● **Problem**: Lines containing the word "drinks" should be extracted in full.

● **Figure contents as structured data**:

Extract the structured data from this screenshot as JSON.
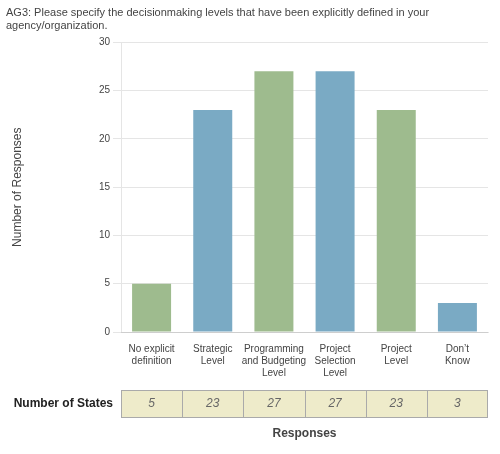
{
  "chart_data": {
    "type": "bar",
    "title": [
      "AG3: Please specify the decisionmaking levels that have been explicitly defined in your",
      "agency/organization."
    ],
    "categories": [
      "No explicit\ndefinition",
      "Strategic\nLevel",
      "Programming\nand Budgeting\nLevel",
      "Project\nSelection\nLevel",
      "Project\nLevel",
      "Don’t\nKnow"
    ],
    "values": [
      5,
      23,
      27,
      27,
      23,
      3
    ],
    "colors": [
      "#9ebb8e",
      "#7aaac4",
      "#9ebb8e",
      "#7aaac4",
      "#9ebb8e",
      "#7aaac4"
    ],
    "ylabel": "Number of Responses",
    "xlabel": "Responses",
    "ylim": [
      0,
      30
    ],
    "yticks": [
      0,
      5,
      10,
      15,
      20,
      25,
      30
    ],
    "grid": true,
    "data_labels": true,
    "table_label": "Number of States"
  }
}
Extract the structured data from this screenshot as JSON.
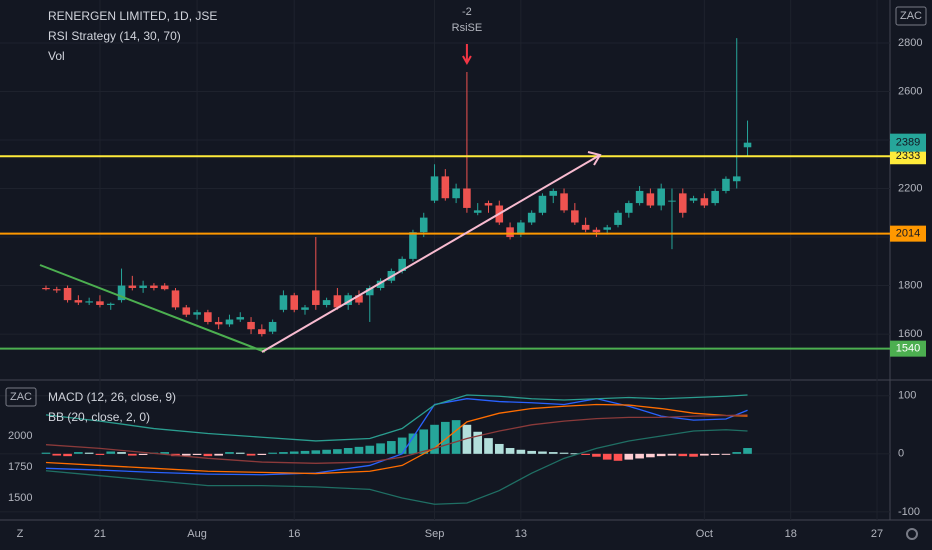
{
  "toolbar_label": "Z",
  "chart_data": [
    {
      "type": "candlestick",
      "title": "RENERGEN LIMITED, 1D, JSE",
      "indicators": [
        "RSI Strategy (14, 30, 70)",
        "Vol"
      ],
      "currency": "ZAC",
      "candles": [
        [
          1790,
          1800,
          1780,
          1785
        ],
        [
          1785,
          1795,
          1770,
          1780
        ],
        [
          1790,
          1800,
          1730,
          1740
        ],
        [
          1740,
          1760,
          1720,
          1730
        ],
        [
          1730,
          1750,
          1720,
          1735
        ],
        [
          1735,
          1760,
          1710,
          1720
        ],
        [
          1720,
          1730,
          1700,
          1725
        ],
        [
          1740,
          1870,
          1730,
          1800
        ],
        [
          1800,
          1840,
          1780,
          1790
        ],
        [
          1790,
          1820,
          1770,
          1800
        ],
        [
          1800,
          1810,
          1780,
          1790
        ],
        [
          1800,
          1810,
          1780,
          1785
        ],
        [
          1780,
          1790,
          1700,
          1710
        ],
        [
          1710,
          1720,
          1670,
          1680
        ],
        [
          1680,
          1700,
          1660,
          1690
        ],
        [
          1690,
          1700,
          1640,
          1650
        ],
        [
          1650,
          1670,
          1620,
          1640
        ],
        [
          1640,
          1680,
          1630,
          1660
        ],
        [
          1660,
          1690,
          1650,
          1670
        ],
        [
          1650,
          1670,
          1600,
          1620
        ],
        [
          1620,
          1640,
          1590,
          1600
        ],
        [
          1610,
          1660,
          1600,
          1650
        ],
        [
          1700,
          1780,
          1690,
          1760
        ],
        [
          1760,
          1770,
          1690,
          1700
        ],
        [
          1700,
          1720,
          1680,
          1710
        ],
        [
          1780,
          2000,
          1700,
          1720
        ],
        [
          1720,
          1750,
          1710,
          1740
        ],
        [
          1760,
          1790,
          1700,
          1710
        ],
        [
          1720,
          1770,
          1700,
          1760
        ],
        [
          1760,
          1780,
          1720,
          1730
        ],
        [
          1760,
          1800,
          1650,
          1790
        ],
        [
          1790,
          1830,
          1780,
          1820
        ],
        [
          1820,
          1870,
          1810,
          1860
        ],
        [
          1860,
          1920,
          1850,
          1910
        ],
        [
          1910,
          2030,
          1900,
          2020
        ],
        [
          2020,
          2100,
          2000,
          2080
        ],
        [
          2150,
          2300,
          2140,
          2250
        ],
        [
          2250,
          2280,
          2150,
          2160
        ],
        [
          2160,
          2220,
          2140,
          2200
        ],
        [
          2200,
          2680,
          2100,
          2120
        ],
        [
          2100,
          2140,
          2090,
          2110
        ],
        [
          2140,
          2150,
          2100,
          2130
        ],
        [
          2130,
          2150,
          2050,
          2060
        ],
        [
          2040,
          2060,
          1990,
          2000
        ],
        [
          2010,
          2070,
          2000,
          2060
        ],
        [
          2060,
          2110,
          2050,
          2100
        ],
        [
          2100,
          2180,
          2090,
          2170
        ],
        [
          2170,
          2200,
          2140,
          2190
        ],
        [
          2180,
          2200,
          2100,
          2110
        ],
        [
          2110,
          2140,
          2050,
          2060
        ],
        [
          2050,
          2080,
          2020,
          2030
        ],
        [
          2030,
          2040,
          2000,
          2020
        ],
        [
          2030,
          2050,
          2010,
          2040
        ],
        [
          2050,
          2110,
          2040,
          2100
        ],
        [
          2100,
          2150,
          2080,
          2140
        ],
        [
          2140,
          2210,
          2130,
          2190
        ],
        [
          2180,
          2200,
          2120,
          2130
        ],
        [
          2130,
          2220,
          2110,
          2200
        ],
        [
          2150,
          2200,
          1950,
          2150
        ],
        [
          2180,
          2200,
          2080,
          2100
        ],
        [
          2150,
          2170,
          2140,
          2160
        ],
        [
          2160,
          2180,
          2120,
          2130
        ],
        [
          2140,
          2200,
          2130,
          2190
        ],
        [
          2190,
          2250,
          2180,
          2240
        ],
        [
          2230,
          2820,
          2200,
          2250
        ],
        [
          2370,
          2480,
          2330,
          2389
        ]
      ],
      "ylim": [
        1419,
        2977
      ],
      "yticks": [
        1600,
        1800,
        2000,
        2200,
        2400,
        2600,
        2800
      ],
      "xlim": [
        -4.26,
        78.2
      ],
      "xticks": [
        {
          "value": 5,
          "label": "21"
        },
        {
          "value": 14,
          "label": "Aug"
        },
        {
          "value": 23,
          "label": "16"
        },
        {
          "value": 36,
          "label": "Sep"
        },
        {
          "value": 44,
          "label": "13"
        },
        {
          "value": 61,
          "label": "Oct"
        },
        {
          "value": 69,
          "label": "18"
        },
        {
          "value": 77,
          "label": "27"
        }
      ],
      "last_price": 2389,
      "last_color": "#26a69a",
      "levels": [
        {
          "value": 2333,
          "color": "#ffeb3b"
        },
        {
          "value": 2014,
          "color": "#ff9800"
        },
        {
          "value": 1540,
          "color": "#4caf50"
        }
      ],
      "signal": {
        "index": 39,
        "value": -2,
        "label": "RsiSE",
        "color": "#f23645"
      }
    },
    {
      "type": "macd",
      "title": "MACD (12, 26, close, 9)",
      "overlay": "BB (20, close, 2, 0)",
      "currency": "ZAC",
      "histogram": [
        2,
        -3,
        -4,
        3,
        2,
        -2,
        4,
        3,
        -3,
        -2,
        2,
        3,
        -4,
        -3,
        -2,
        -4,
        -3,
        3,
        2,
        -3,
        -2,
        2,
        3,
        4,
        5,
        6,
        7,
        8,
        10,
        12,
        14,
        18,
        22,
        28,
        35,
        42,
        50,
        55,
        58,
        50,
        38,
        27,
        17,
        10,
        7,
        5,
        4,
        3,
        2,
        1,
        -2,
        -5,
        -10,
        -12,
        -10,
        -8,
        -6,
        -4,
        -3,
        -4,
        -5,
        -3,
        -2,
        -1,
        3,
        10
      ],
      "ylim": [
        -114,
        122
      ],
      "yticks": [
        -100,
        0,
        100
      ],
      "y2lim": [
        1323,
        2427
      ],
      "y2ticks": [
        1500,
        1750,
        2000
      ],
      "series": [
        {
          "color": "#2962ff",
          "x": [
            0,
            5,
            10,
            15,
            20,
            25,
            30,
            33,
            36,
            39,
            42,
            45,
            48,
            51,
            54,
            57,
            60,
            63,
            65
          ],
          "values": [
            -25,
            -28,
            -32,
            -35,
            -36,
            -33,
            -20,
            0,
            85,
            95,
            90,
            88,
            85,
            95,
            82,
            65,
            58,
            60,
            75
          ]
        },
        {
          "color": "#ff6d00",
          "x": [
            0,
            5,
            10,
            15,
            20,
            25,
            30,
            33,
            36,
            39,
            42,
            45,
            48,
            51,
            54,
            57,
            60,
            63,
            65
          ],
          "values": [
            -15,
            -20,
            -25,
            -30,
            -32,
            -34,
            -30,
            -20,
            10,
            55,
            70,
            78,
            82,
            85,
            84,
            78,
            70,
            66,
            65
          ]
        },
        {
          "color": "#2a9d8f",
          "axis": "y2",
          "x": [
            0,
            5,
            10,
            15,
            20,
            25,
            30,
            33,
            36,
            39,
            42,
            45,
            48,
            51,
            54,
            57,
            60,
            63,
            65
          ],
          "values": [
            2170,
            2120,
            2060,
            2020,
            1990,
            1960,
            1980,
            2060,
            2250,
            2330,
            2320,
            2300,
            2290,
            2300,
            2310,
            2300,
            2310,
            2320,
            2330
          ]
        },
        {
          "color": "#8b3a3a",
          "axis": "y2",
          "x": [
            0,
            5,
            10,
            15,
            20,
            25,
            30,
            33,
            36,
            39,
            42,
            45,
            48,
            51,
            54,
            57,
            60,
            63,
            65
          ],
          "values": [
            1930,
            1900,
            1860,
            1820,
            1790,
            1780,
            1790,
            1830,
            1900,
            1980,
            2040,
            2090,
            2120,
            2140,
            2150,
            2150,
            2160,
            2165,
            2170
          ]
        },
        {
          "color": "#1f6f64",
          "axis": "y2",
          "x": [
            0,
            5,
            10,
            15,
            20,
            25,
            30,
            33,
            36,
            39,
            42,
            45,
            48,
            51,
            54,
            57,
            60,
            63,
            65
          ],
          "values": [
            1720,
            1680,
            1640,
            1600,
            1600,
            1590,
            1570,
            1500,
            1450,
            1460,
            1560,
            1700,
            1820,
            1900,
            1960,
            2000,
            2040,
            2050,
            2040
          ]
        }
      ]
    }
  ]
}
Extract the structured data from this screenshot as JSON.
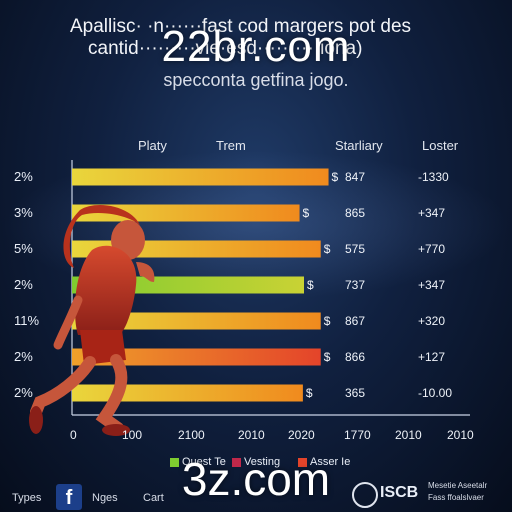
{
  "header": {
    "title_line1": "Apallisc· ·n······fast cod margers pot des",
    "title_line2": "cantid·········vie·esd··········iona)",
    "subtitle": "specconta getfina jogo.",
    "watermark_top": "22br.com",
    "watermark_bottom": "3z.com"
  },
  "columns": {
    "c1": "Platy",
    "c2": "Trem",
    "c3": "Starliary",
    "c4": "Loster"
  },
  "colors": {
    "bar_orange": "#f08a1e",
    "bar_yellow": "#e8d43a",
    "bar_green": "#7fcc30",
    "bar_red": "#e4442a",
    "axis": "#c9d3e6"
  },
  "chart_data": {
    "type": "bar",
    "orientation": "horizontal",
    "categories": [
      "2%",
      "3%",
      "5%",
      "2%",
      "11%",
      "2%",
      "2%"
    ],
    "values": [
      2300,
      2040,
      2230,
      2080,
      2230,
      2230,
      2070
    ],
    "value_labels": [
      "$",
      "$",
      "$",
      "$",
      "$",
      "$",
      "$"
    ],
    "bar_styles": [
      "yellow-orange",
      "yellow-orange",
      "yellow-orange",
      "green-yellow",
      "yellow-orange",
      "orange-red",
      "yellow-orange"
    ],
    "column3_values": [
      "847",
      "865",
      "575",
      "737",
      "867",
      "866",
      "365"
    ],
    "column4_values": [
      "-1330",
      "+347",
      "+770",
      "+347",
      "+320",
      "+127",
      "-10.00"
    ],
    "x_ticks": [
      "0",
      "100",
      "2100",
      "2010",
      "2020",
      "1770",
      "2010",
      "2010"
    ],
    "xlim": [
      0,
      2600
    ],
    "grid": false
  },
  "legend": {
    "items": [
      {
        "label": "Quest Te",
        "color": "#7fcc30"
      },
      {
        "label": "Vesting",
        "color": "#c0284a"
      },
      {
        "label": "Asser Ie",
        "color": "#e4442a"
      }
    ]
  },
  "footer": {
    "left1": "Types",
    "left2": "Nges",
    "left3": "Cart",
    "fb_glyph": "f",
    "iscb": "ISCB",
    "right_line1": "Mesetie Aseetalr",
    "right_line2": "Fass ffoalslvaer"
  }
}
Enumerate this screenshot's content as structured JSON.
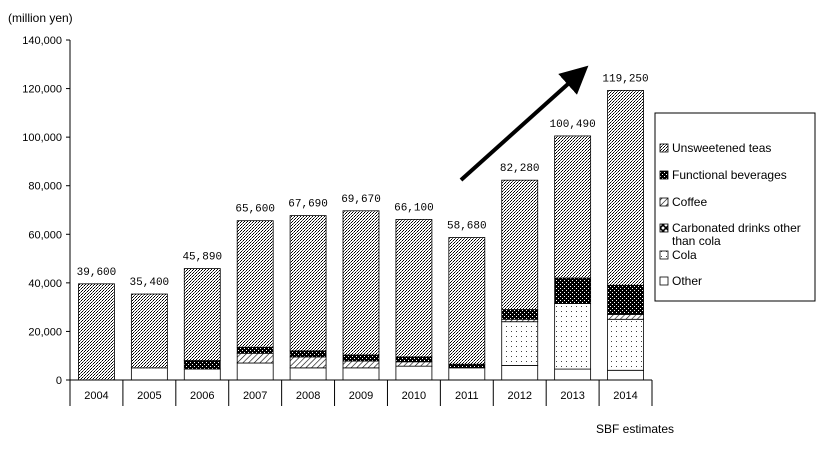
{
  "chart_data": {
    "type": "bar",
    "stacked": true,
    "unit_label": "(million yen)",
    "source_note": "SBF estimates",
    "categories": [
      "2004",
      "2005",
      "2006",
      "2007",
      "2008",
      "2009",
      "2010",
      "2011",
      "2012",
      "2013",
      "2014"
    ],
    "totals": [
      39600,
      35400,
      45890,
      65600,
      67690,
      69670,
      66100,
      58680,
      82280,
      100490,
      119250
    ],
    "total_labels": [
      "39,600",
      "35,400",
      "45,890",
      "65,600",
      "67,690",
      "69,670",
      "66,100",
      "58,680",
      "82,280",
      "100,490",
      "119,250"
    ],
    "series": [
      {
        "name": "Other",
        "values": [
          0,
          5000,
          4500,
          7000,
          5000,
          5000,
          5700,
          5000,
          6000,
          4500,
          4000
        ]
      },
      {
        "name": "Cola",
        "values": [
          0,
          0,
          0,
          0,
          0,
          0,
          0,
          0,
          18000,
          27000,
          21000
        ]
      },
      {
        "name": "Carbonated drinks other than cola",
        "values": [
          0,
          0,
          0,
          0,
          0,
          0,
          0,
          0,
          0,
          0,
          0
        ]
      },
      {
        "name": "Coffee",
        "values": [
          0,
          0,
          0,
          4000,
          4500,
          2800,
          1800,
          0,
          1000,
          0,
          2000
        ]
      },
      {
        "name": "Functional beverages",
        "values": [
          0,
          0,
          3500,
          2500,
          2500,
          2500,
          2000,
          1500,
          4000,
          10500,
          12000
        ]
      },
      {
        "name": "Unsweetened teas",
        "values": [
          39600,
          30400,
          37890,
          52100,
          55690,
          59370,
          56600,
          52180,
          53280,
          58490,
          80250
        ]
      }
    ],
    "y_ticks": [
      "0",
      "20,000",
      "40,000",
      "60,000",
      "80,000",
      "100,000",
      "120,000",
      "140,000"
    ],
    "ylim": [
      0,
      140000
    ],
    "legend_order": [
      "Unsweetened teas",
      "Functional beverages",
      "Coffee",
      "Carbonated drinks other than cola",
      "Cola",
      "Other"
    ],
    "legend_position": "right",
    "grid": false
  }
}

● **Written response**:
        "name": "Carbonated drinks other than cola",
      "Carbonated drinks other than cola",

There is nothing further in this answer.